Goal of the exercise: Without including any pictures, write out the listing below exactly.
═════ Data for this task
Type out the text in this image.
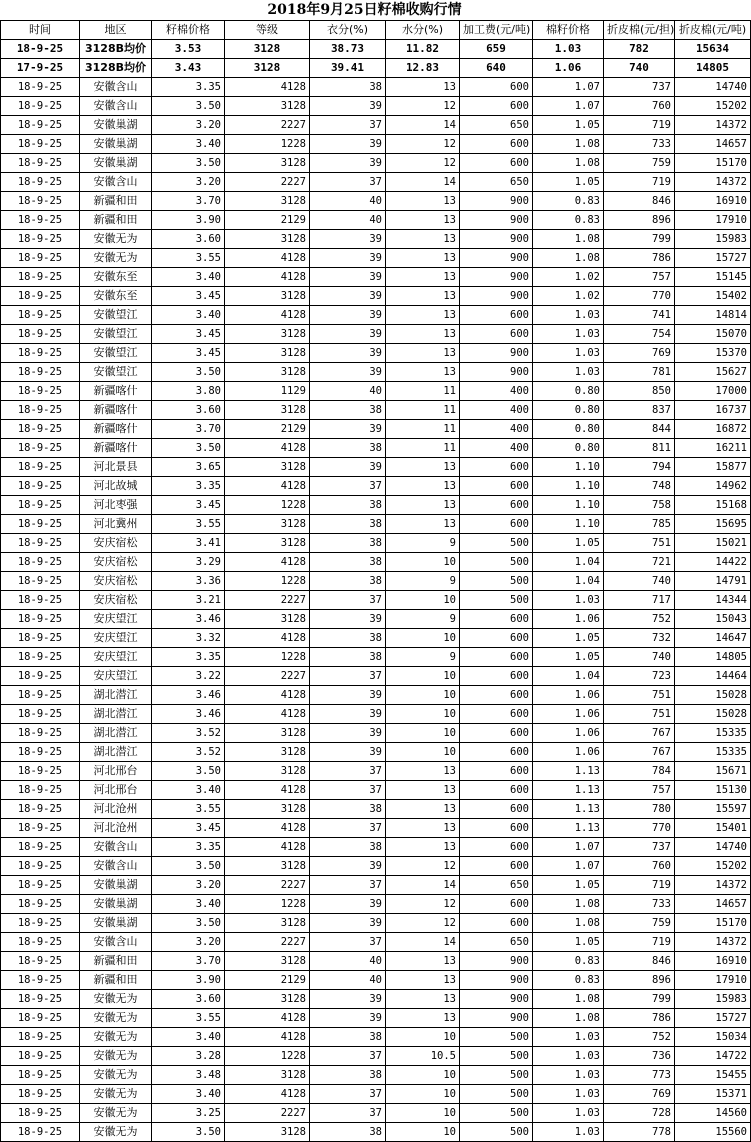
2018年9月25日籽棉收购行情
时间	地区	籽棉价格	等级	衣分(%)	水分(%)	加工费(元/吨)	棉籽价格	折皮棉(元/担)	折皮棉(元/吨)
18-9-25	3128B均价	3.53	3128	38.73	11.82	659	1.03	782	15634
17-9-25	3128B均价	3.43	3128	39.41	12.83	640	1.06	740	14805
18-9-25	安徽含山	3.35	4128	38	13	600	1.07	737	14740
18-9-25	安徽含山	3.50	3128	39	12	600	1.07	760	15202
18-9-25	安徽巢湖	3.20	2227	37	14	650	1.05	719	14372
18-9-25	安徽巢湖	3.40	1228	39	12	600	1.08	733	14657
18-9-25	安徽巢湖	3.50	3128	39	12	600	1.08	759	15170
18-9-25	安徽含山	3.20	2227	37	14	650	1.05	719	14372
18-9-25	新疆和田	3.70	3128	40	13	900	0.83	846	16910
18-9-25	新疆和田	3.90	2129	40	13	900	0.83	896	17910
18-9-25	安徽无为	3.60	3128	39	13	900	1.08	799	15983
18-9-25	安徽无为	3.55	4128	39	13	900	1.08	786	15727
18-9-25	安徽东至	3.40	4128	39	13	900	1.02	757	15145
18-9-25	安徽东至	3.45	3128	39	13	900	1.02	770	15402
18-9-25	安徽望江	3.40	4128	39	13	600	1.03	741	14814
18-9-25	安徽望江	3.45	3128	39	13	600	1.03	754	15070
18-9-25	安徽望江	3.45	3128	39	13	900	1.03	769	15370
18-9-25	安徽望江	3.50	3128	39	13	900	1.03	781	15627
18-9-25	新疆喀什	3.80	1129	40	11	400	0.80	850	17000
18-9-25	新疆喀什	3.60	3128	38	11	400	0.80	837	16737
18-9-25	新疆喀什	3.70	2129	39	11	400	0.80	844	16872
18-9-25	新疆喀什	3.50	4128	38	11	400	0.80	811	16211
18-9-25	河北景县	3.65	3128	39	13	600	1.10	794	15877
18-9-25	河北故城	3.35	4128	37	13	600	1.10	748	14962
18-9-25	河北枣强	3.45	1228	38	13	600	1.10	758	15168
18-9-25	河北冀州	3.55	3128	38	13	600	1.10	785	15695
18-9-25	安庆宿松	3.41	3128	38	9	500	1.05	751	15021
18-9-25	安庆宿松	3.29	4128	38	10	500	1.04	721	14422
18-9-25	安庆宿松	3.36	1228	38	9	500	1.04	740	14791
18-9-25	安庆宿松	3.21	2227	37	10	500	1.03	717	14344
18-9-25	安庆望江	3.46	3128	39	9	600	1.06	752	15043
18-9-25	安庆望江	3.32	4128	38	10	600	1.05	732	14647
18-9-25	安庆望江	3.35	1228	38	9	600	1.05	740	14805
18-9-25	安庆望江	3.22	2227	37	10	600	1.04	723	14464
18-9-25	湖北潜江	3.46	4128	39	10	600	1.06	751	15028
18-9-25	湖北潜江	3.46	4128	39	10	600	1.06	751	15028
18-9-25	湖北潜江	3.52	3128	39	10	600	1.06	767	15335
18-9-25	湖北潜江	3.52	3128	39	10	600	1.06	767	15335
18-9-25	河北邢台	3.50	3128	37	13	600	1.13	784	15671
18-9-25	河北邢台	3.40	4128	37	13	600	1.13	757	15130
18-9-25	河北沧州	3.55	3128	38	13	600	1.13	780	15597
18-9-25	河北沧州	3.45	4128	37	13	600	1.13	770	15401
18-9-25	安徽含山	3.35	4128	38	13	600	1.07	737	14740
18-9-25	安徽含山	3.50	3128	39	12	600	1.07	760	15202
18-9-25	安徽巢湖	3.20	2227	37	14	650	1.05	719	14372
18-9-25	安徽巢湖	3.40	1228	39	12	600	1.08	733	14657
18-9-25	安徽巢湖	3.50	3128	39	12	600	1.08	759	15170
18-9-25	安徽含山	3.20	2227	37	14	650	1.05	719	14372
18-9-25	新疆和田	3.70	3128	40	13	900	0.83	846	16910
18-9-25	新疆和田	3.90	2129	40	13	900	0.83	896	17910
18-9-25	安徽无为	3.60	3128	39	13	900	1.08	799	15983
18-9-25	安徽无为	3.55	4128	39	13	900	1.08	786	15727
18-9-25	安徽无为	3.40	4128	38	10	500	1.03	752	15034
18-9-25	安徽无为	3.28	1228	37	10.5	500	1.03	736	14722
18-9-25	安徽无为	3.48	3128	38	10	500	1.03	773	15455
18-9-25	安徽无为	3.40	4128	37	10	500	1.03	769	15371
18-9-25	安徽无为	3.25	2227	37	10	500	1.03	728	14560
18-9-25	安徽无为	3.50	3128	38	10	500	1.03	778	15560
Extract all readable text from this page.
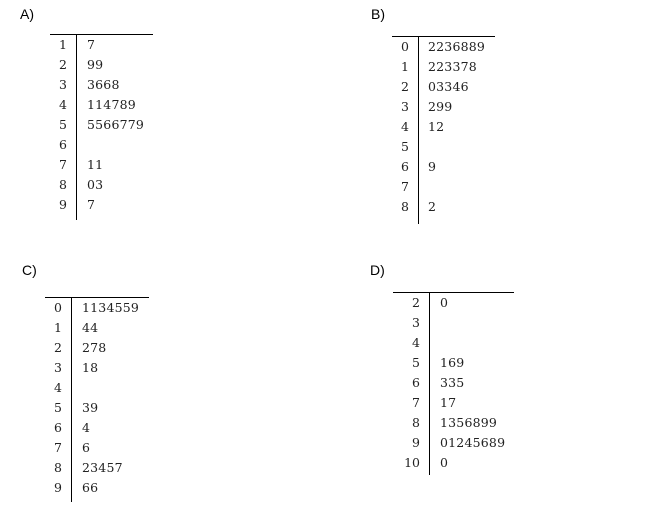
A)	B)
C)	D)
1 7
2 99
3 3668
4 114789
5 5566779
6
7 11
8 03
9 7
0 2236889
1 223378
2 03346
3 299
4 12
5
6 9
7
8 2
0 1134559
1 44
2 278
3 18
4
5 39
6 4
7 6
8 23457
9 66
2 0
3
4
5 169
6 335
7 17
8 1356899
9 01245689
10 0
══════════
Reply:
Type out the text in this image.
2018年9月25日籽棉收购行情
时间	地区	籽棉价格	等级	衣分(%)	水分(%)	加工费(元/吨)	棉籽价格	折皮棉(元/担)	折皮棉(元/吨)
18-9-25	3128B均价	3.53	3128	38.73	11.82	659	1.03	782	15634
17-9-25	3128B均价	3.43	3128	39.41	12.83	640	1.06	740	14805
18-9-25	安徽含山	3.35	4128	38	13	600	1.07	737	14740
18-9-25	安徽含山	3.50	3128	39	12	600	1.07	760	15202
18-9-25	安徽巢湖	3.20	2227	37	14	650	1.05	719	14372
18-9-25	安徽巢湖	3.40	1228	39	12	600	1.08	733	14657
18-9-25	安徽巢湖	3.50	3128	39	12	600	1.08	759	15170
18-9-25	安徽含山	3.20	2227	37	14	650	1.05	719	14372
18-9-25	新疆和田	3.70	3128	40	13	900	0.83	846	16910
18-9-25	新疆和田	3.90	2129	40	13	900	0.83	896	17910
18-9-25	安徽无为	3.60	3128	39	13	900	1.08	799	15983
18-9-25	安徽无为	3.55	4128	39	13	900	1.08	786	15727
18-9-25	安徽东至	3.40	4128	39	13	900	1.02	757	15145
18-9-25	安徽东至	3.45	3128	39	13	900	1.02	770	15402
18-9-25	安徽望江	3.40	4128	39	13	600	1.03	741	14814
18-9-25	安徽望江	3.45	3128	39	13	600	1.03	754	15070
18-9-25	安徽望江	3.45	3128	39	13	900	1.03	769	15370
18-9-25	安徽望江	3.50	3128	39	13	900	1.03	781	15627
18-9-25	新疆喀什	3.80	1129	40	11	400	0.80	850	17000
18-9-25	新疆喀什	3.60	3128	38	11	400	0.80	837	16737
18-9-25	新疆喀什	3.70	2129	39	11	400	0.80	844	16872
18-9-25	新疆喀什	3.50	4128	38	11	400	0.80	811	16211
18-9-25	河北景县	3.65	3128	39	13	600	1.10	794	15877
18-9-25	河北故城	3.35	4128	37	13	600	1.10	748	14962
18-9-25	河北枣强	3.45	1228	38	13	600	1.10	758	15168
18-9-25	河北冀州	3.55	3128	38	13	600	1.10	785	15695
18-9-25	安庆宿松	3.41	3128	38	9	500	1.05	751	15021
18-9-25	安庆宿松	3.29	4128	38	10	500	1.04	721	14422
18-9-25	安庆宿松	3.36	1228	38	9	500	1.04	740	14791
18-9-25	安庆宿松	3.21	2227	37	10	500	1.03	717	14344
18-9-25	安庆望江	3.46	3128	39	9	600	1.06	752	15043
18-9-25	安庆望江	3.32	4128	38	10	600	1.05	732	14647
18-9-25	安庆望江	3.35	1228	38	9	600	1.05	740	14805
18-9-25	安庆望江	3.22	2227	37	10	600	1.04	723	14464
18-9-25	湖北潜江	3.46	4128	39	10	600	1.06	751	15028
18-9-25	湖北潜江	3.46	4128	39	10	600	1.06	751	15028
18-9-25	湖北潜江	3.52	3128	39	10	600	1.06	767	15335
18-9-25	湖北潜江	3.52	3128	39	10	600	1.06	767	15335
18-9-25	河北邢台	3.50	3128	37	13	600	1.13	784	15671
18-9-25	河北邢台	3.40	4128	37	13	600	1.13	757	15130
18-9-25	河北沧州	3.55	3128	38	13	600	1.13	780	15597
18-9-25	河北沧州	3.45	4128	37	13	600	1.13	770	15401
18-9-25	安徽含山	3.35	4128	38	13	600	1.07	737	14740
18-9-25	安徽含山	3.50	3128	39	12	600	1.07	760	15202
18-9-25	安徽巢湖	3.20	2227	37	14	650	1.05	719	14372
18-9-25	安徽巢湖	3.40	1228	39	12	600	1.08	733	14657
18-9-25	安徽巢湖	3.50	3128	39	12	600	1.08	759	15170
18-9-25	安徽含山	3.20	2227	37	14	650	1.05	719	14372
18-9-25	新疆和田	3.70	3128	40	13	900	0.83	846	16910
18-9-25	新疆和田	3.90	2129	40	13	900	0.83	896	17910
18-9-25	安徽无为	3.60	3128	39	13	900	1.08	799	15983
18-9-25	安徽无为	3.55	4128	39	13	900	1.08	786	15727
18-9-25	安徽无为	3.40	4128	38	10	500	1.03	752	15034
18-9-25	安徽无为	3.28	1228	37	10.5	500	1.03	736	14722
18-9-25	安徽无为	3.48	3128	38	10	500	1.03	773	15455
18-9-25	安徽无为	3.40	4128	37	10	500	1.03	769	15371
18-9-25	安徽无为	3.25	2227	37	10	500	1.03	728	14560
18-9-25	安徽无为	3.50	3128	38	10	500	1.03	778	15560
Extract all readable text from this page.
A)	B)
C)	D)
1 7
2 99
3 3668
4 114789
5 5566779
6
7 11
8 03
9 7
0 2236889
1 223378
2 03346
3 299
4 12
5
6 9
7
8 2
0 1134559
1 44
2 278
3 18
4
5 39
6 4
7 6
8 23457
9 66
2 0
3
4
5 169
6 335
7 17
8 1356899
9 01245689
10 0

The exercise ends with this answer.